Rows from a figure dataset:
________
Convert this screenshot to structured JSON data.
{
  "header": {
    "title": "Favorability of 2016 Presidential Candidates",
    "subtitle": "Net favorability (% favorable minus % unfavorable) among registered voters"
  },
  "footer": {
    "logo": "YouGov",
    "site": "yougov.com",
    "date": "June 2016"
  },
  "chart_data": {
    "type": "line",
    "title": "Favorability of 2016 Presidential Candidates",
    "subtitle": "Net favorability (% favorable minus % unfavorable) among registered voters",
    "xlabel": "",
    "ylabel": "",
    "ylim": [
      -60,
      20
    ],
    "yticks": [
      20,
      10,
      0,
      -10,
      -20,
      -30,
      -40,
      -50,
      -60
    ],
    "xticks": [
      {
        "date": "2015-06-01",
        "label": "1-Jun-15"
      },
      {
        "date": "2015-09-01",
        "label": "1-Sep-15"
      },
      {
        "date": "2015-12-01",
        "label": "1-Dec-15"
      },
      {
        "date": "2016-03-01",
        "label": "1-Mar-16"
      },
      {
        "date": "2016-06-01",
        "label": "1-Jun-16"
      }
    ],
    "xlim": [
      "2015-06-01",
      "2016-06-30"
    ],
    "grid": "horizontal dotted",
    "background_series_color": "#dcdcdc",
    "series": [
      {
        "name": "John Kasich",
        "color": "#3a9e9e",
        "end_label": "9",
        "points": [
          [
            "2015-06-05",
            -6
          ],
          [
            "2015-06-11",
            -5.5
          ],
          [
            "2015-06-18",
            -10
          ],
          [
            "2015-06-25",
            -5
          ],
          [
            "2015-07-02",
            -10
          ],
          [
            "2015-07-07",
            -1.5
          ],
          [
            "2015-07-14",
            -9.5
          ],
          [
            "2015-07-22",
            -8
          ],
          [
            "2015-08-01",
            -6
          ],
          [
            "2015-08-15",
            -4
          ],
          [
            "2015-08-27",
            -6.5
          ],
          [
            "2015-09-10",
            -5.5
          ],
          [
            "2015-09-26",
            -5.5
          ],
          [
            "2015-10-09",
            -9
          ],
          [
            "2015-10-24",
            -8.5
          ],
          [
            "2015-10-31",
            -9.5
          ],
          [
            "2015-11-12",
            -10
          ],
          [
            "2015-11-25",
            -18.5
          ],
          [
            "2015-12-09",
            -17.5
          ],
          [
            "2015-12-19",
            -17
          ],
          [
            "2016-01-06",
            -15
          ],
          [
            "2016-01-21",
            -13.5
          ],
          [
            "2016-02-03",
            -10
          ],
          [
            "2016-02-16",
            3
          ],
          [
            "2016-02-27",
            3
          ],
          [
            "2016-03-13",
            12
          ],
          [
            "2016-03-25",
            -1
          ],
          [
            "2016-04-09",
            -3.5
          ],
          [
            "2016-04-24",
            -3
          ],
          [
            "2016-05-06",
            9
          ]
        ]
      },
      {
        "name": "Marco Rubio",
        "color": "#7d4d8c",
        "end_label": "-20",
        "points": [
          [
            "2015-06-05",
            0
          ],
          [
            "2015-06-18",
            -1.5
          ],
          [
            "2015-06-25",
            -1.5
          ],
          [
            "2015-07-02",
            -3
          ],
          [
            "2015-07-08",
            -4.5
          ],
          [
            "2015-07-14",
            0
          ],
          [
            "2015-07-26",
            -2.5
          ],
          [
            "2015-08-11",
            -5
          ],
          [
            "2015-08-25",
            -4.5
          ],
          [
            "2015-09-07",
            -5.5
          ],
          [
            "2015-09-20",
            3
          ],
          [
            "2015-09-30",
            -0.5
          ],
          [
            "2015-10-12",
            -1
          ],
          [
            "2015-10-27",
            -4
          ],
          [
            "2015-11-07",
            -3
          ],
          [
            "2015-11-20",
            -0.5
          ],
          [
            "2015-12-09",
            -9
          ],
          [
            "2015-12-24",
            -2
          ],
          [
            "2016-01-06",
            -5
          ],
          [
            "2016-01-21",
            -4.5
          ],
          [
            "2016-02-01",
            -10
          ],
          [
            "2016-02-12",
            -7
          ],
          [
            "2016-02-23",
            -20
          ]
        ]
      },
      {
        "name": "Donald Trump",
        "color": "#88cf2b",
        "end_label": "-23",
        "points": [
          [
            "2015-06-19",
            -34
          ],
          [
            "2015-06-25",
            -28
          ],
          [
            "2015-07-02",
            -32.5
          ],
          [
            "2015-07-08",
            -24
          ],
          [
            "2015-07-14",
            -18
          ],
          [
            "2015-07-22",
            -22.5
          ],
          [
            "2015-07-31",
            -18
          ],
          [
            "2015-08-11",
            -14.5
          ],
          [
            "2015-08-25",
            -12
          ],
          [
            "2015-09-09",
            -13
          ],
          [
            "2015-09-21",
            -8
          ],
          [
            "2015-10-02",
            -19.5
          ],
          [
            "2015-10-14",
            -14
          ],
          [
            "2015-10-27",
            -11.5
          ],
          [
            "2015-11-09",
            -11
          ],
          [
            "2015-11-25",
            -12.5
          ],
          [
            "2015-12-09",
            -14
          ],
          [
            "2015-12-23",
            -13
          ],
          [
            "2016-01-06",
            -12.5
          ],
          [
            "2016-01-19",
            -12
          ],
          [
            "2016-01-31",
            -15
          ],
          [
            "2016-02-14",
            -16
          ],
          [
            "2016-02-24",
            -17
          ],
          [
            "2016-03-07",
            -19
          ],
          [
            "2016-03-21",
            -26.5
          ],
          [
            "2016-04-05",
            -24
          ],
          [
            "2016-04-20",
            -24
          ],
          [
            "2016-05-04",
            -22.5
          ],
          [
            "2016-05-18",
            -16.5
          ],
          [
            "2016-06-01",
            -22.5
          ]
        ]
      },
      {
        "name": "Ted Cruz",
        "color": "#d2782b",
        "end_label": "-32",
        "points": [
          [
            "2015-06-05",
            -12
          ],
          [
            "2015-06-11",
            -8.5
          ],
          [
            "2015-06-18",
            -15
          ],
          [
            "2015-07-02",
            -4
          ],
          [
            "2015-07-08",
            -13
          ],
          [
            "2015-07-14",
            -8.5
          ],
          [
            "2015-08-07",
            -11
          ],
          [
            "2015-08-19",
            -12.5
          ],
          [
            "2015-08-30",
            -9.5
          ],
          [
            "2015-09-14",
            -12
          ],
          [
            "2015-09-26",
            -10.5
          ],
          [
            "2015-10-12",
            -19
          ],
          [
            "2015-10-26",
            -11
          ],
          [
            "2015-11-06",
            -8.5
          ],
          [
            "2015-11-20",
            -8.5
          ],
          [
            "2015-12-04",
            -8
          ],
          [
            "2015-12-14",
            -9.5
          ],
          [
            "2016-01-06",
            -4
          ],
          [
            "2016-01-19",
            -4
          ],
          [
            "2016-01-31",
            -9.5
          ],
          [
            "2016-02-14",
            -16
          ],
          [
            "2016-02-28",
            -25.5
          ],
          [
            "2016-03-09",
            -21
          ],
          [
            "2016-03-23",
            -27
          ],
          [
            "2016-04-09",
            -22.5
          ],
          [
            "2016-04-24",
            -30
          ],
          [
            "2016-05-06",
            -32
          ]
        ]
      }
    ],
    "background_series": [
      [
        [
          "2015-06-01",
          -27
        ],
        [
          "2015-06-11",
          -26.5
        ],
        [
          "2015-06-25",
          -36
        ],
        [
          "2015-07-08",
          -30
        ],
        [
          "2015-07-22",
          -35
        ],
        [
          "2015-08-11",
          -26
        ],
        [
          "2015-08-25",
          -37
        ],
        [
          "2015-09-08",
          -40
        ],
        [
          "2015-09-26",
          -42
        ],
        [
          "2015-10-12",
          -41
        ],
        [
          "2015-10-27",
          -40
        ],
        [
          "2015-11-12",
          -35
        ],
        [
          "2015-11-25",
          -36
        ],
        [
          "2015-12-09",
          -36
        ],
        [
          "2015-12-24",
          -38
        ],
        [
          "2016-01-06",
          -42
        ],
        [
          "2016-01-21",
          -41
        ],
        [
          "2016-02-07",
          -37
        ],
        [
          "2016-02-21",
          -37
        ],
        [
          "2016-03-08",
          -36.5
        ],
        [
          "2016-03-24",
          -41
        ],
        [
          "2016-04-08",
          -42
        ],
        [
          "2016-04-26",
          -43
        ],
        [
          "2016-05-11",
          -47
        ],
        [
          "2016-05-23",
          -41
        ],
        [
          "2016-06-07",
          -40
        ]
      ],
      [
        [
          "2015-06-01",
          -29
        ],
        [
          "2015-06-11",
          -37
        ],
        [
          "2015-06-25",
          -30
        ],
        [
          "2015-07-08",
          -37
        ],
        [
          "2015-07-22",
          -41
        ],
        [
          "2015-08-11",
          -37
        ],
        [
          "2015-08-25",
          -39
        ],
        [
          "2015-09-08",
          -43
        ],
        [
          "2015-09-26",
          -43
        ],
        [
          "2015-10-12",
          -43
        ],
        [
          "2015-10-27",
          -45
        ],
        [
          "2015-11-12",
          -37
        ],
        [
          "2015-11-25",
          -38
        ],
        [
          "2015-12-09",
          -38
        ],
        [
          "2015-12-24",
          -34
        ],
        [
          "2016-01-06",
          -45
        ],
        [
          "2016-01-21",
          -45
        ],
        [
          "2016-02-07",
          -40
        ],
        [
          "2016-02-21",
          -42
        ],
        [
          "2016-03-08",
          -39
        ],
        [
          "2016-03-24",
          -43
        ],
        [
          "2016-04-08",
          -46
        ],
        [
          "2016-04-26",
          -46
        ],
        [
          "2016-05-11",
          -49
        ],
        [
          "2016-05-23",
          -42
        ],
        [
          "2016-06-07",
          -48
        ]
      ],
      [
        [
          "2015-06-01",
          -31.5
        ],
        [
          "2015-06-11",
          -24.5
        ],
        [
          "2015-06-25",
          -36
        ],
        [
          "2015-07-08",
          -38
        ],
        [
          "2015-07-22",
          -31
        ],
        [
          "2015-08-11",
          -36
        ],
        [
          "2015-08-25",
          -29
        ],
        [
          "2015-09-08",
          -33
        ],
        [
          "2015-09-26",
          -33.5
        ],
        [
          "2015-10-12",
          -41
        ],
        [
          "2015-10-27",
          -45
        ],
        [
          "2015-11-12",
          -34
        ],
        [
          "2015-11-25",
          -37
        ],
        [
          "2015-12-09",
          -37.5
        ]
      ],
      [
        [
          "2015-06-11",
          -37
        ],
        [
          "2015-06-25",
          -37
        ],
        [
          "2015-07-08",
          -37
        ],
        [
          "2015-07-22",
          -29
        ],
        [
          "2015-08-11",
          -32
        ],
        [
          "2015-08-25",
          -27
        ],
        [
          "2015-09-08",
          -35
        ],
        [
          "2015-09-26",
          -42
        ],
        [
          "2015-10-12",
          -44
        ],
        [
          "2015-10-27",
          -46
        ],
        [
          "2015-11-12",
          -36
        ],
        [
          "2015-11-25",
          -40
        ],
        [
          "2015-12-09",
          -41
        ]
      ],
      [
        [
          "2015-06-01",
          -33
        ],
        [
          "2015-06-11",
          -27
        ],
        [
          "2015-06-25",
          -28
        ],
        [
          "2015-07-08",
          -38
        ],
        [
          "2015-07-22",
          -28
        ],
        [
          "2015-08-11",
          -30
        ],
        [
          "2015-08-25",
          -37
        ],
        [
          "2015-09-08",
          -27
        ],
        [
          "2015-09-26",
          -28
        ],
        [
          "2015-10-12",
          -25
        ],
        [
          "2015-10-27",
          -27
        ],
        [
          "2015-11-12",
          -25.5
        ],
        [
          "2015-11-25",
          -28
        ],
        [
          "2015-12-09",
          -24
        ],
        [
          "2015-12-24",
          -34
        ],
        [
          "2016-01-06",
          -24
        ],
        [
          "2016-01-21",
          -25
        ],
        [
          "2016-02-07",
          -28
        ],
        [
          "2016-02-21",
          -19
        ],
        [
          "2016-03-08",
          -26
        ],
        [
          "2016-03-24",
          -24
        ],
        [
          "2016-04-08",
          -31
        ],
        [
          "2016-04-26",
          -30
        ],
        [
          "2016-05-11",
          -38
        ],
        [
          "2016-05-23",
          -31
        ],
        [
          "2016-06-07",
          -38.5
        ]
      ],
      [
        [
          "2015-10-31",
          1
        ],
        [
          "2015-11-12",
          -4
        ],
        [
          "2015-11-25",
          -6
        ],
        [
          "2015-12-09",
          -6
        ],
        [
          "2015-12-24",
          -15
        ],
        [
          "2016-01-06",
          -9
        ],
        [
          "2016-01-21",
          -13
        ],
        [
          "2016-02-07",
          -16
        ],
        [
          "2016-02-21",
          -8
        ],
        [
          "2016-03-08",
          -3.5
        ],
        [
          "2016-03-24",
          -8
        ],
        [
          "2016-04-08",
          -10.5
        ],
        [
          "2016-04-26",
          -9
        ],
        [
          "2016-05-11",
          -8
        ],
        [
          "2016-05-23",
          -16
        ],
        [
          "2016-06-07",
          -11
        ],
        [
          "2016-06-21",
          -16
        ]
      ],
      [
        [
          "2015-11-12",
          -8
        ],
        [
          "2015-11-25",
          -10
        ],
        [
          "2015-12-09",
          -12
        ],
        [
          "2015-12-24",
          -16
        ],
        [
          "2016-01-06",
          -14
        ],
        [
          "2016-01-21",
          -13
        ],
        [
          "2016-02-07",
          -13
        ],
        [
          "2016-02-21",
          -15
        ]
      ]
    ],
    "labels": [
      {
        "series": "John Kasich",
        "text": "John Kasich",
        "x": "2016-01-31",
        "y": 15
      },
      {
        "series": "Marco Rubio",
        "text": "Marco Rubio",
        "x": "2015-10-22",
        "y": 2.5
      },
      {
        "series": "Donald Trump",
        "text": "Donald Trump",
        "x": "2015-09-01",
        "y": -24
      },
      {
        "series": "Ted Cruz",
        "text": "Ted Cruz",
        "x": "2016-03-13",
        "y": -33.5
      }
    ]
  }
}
________
Your goal: Working from the listing above, pick out every line that has "name" and copy it.

Solution to this exercise:
        "name": "John Kasich",
        "name": "Marco Rubio",
        "name": "Donald Trump",
        "name": "Ted Cruz",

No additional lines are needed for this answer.